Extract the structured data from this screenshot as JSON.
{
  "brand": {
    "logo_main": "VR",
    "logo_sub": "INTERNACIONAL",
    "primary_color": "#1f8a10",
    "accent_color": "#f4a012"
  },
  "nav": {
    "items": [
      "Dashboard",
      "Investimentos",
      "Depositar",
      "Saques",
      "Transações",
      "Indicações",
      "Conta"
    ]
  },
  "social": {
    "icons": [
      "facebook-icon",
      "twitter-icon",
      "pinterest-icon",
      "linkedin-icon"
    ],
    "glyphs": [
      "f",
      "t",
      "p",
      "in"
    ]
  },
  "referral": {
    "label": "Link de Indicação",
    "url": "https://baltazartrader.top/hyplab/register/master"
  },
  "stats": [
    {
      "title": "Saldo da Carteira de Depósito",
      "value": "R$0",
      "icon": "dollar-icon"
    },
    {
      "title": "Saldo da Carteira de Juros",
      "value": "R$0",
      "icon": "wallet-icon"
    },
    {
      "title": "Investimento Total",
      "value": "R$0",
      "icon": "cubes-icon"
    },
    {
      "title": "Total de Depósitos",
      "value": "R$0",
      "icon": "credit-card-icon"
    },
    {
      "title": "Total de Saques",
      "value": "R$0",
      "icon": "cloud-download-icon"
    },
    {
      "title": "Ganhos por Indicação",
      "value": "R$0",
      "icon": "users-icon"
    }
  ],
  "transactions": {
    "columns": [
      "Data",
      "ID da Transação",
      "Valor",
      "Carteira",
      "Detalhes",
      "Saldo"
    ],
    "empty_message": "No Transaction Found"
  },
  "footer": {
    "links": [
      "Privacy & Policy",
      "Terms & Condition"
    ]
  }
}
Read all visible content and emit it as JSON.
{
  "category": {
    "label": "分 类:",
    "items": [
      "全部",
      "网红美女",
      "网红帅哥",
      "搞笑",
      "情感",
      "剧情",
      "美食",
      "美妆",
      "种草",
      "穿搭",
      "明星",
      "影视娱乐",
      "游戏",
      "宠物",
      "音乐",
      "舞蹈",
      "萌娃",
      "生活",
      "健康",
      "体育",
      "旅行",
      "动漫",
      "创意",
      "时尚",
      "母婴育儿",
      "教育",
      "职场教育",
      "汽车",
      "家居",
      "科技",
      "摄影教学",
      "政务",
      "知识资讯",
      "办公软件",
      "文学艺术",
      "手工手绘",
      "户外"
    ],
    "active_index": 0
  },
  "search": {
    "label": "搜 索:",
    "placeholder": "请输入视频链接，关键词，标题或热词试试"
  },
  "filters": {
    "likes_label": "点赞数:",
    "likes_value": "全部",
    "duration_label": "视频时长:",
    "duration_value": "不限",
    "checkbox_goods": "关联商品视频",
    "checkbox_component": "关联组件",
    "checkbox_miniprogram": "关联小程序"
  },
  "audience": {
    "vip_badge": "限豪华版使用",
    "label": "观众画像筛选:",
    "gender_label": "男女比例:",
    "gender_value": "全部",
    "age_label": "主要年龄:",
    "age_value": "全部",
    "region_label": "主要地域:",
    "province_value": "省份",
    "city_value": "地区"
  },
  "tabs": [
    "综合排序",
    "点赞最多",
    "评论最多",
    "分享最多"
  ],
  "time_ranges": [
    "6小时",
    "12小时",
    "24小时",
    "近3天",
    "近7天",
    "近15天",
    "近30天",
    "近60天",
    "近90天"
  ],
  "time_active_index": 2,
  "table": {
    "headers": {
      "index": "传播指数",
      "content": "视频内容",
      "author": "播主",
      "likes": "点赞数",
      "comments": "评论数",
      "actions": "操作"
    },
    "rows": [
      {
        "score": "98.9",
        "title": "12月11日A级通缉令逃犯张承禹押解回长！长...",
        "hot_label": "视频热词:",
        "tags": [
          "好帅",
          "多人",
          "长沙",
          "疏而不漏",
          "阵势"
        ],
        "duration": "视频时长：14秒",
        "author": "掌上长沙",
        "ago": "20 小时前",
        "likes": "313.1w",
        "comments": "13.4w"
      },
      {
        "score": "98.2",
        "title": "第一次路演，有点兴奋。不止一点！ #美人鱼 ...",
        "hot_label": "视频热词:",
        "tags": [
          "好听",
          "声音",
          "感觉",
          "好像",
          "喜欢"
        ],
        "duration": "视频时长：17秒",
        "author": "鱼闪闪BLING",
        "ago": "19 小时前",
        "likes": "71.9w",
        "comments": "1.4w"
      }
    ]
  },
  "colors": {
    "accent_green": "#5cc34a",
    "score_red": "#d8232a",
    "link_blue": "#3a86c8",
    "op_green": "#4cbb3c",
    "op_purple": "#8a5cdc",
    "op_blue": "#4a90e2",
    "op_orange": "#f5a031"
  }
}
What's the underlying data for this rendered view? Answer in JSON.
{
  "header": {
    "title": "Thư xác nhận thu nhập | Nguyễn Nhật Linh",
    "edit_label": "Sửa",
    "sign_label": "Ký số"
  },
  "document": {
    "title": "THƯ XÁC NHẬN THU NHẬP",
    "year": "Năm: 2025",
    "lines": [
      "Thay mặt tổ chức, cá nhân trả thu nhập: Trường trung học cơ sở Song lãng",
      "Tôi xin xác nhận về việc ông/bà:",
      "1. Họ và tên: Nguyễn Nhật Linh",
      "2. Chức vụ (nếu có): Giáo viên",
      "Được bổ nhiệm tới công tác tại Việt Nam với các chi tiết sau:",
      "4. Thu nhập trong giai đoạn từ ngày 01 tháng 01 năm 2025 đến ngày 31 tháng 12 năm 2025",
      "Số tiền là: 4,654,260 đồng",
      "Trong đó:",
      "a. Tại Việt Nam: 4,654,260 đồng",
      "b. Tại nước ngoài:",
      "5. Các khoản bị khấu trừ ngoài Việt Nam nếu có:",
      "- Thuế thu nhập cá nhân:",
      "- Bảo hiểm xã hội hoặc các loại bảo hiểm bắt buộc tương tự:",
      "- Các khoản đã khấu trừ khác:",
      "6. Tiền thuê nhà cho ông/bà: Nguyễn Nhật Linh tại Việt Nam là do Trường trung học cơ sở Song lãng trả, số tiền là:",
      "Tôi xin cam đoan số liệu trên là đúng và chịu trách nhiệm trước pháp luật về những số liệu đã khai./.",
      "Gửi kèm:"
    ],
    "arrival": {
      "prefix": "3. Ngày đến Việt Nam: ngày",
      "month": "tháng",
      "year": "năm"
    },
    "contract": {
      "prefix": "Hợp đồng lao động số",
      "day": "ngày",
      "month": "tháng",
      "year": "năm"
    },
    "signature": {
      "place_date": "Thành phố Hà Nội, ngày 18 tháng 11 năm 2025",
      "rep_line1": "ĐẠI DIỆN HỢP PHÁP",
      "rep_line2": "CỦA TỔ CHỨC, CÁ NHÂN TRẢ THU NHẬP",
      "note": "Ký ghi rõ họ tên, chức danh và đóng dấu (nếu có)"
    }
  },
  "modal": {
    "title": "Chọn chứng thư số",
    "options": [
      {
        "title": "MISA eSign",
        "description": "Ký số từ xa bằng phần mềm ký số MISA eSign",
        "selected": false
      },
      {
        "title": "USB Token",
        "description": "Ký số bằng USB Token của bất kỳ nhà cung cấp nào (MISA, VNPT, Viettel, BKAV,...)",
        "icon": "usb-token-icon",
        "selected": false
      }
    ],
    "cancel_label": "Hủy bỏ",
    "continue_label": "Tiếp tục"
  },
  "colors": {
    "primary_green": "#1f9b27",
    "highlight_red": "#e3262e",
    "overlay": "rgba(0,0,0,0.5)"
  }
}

* [Task instructions] Find how many lines hold the string "khấu", and state that number alone.

* [Written answer] 2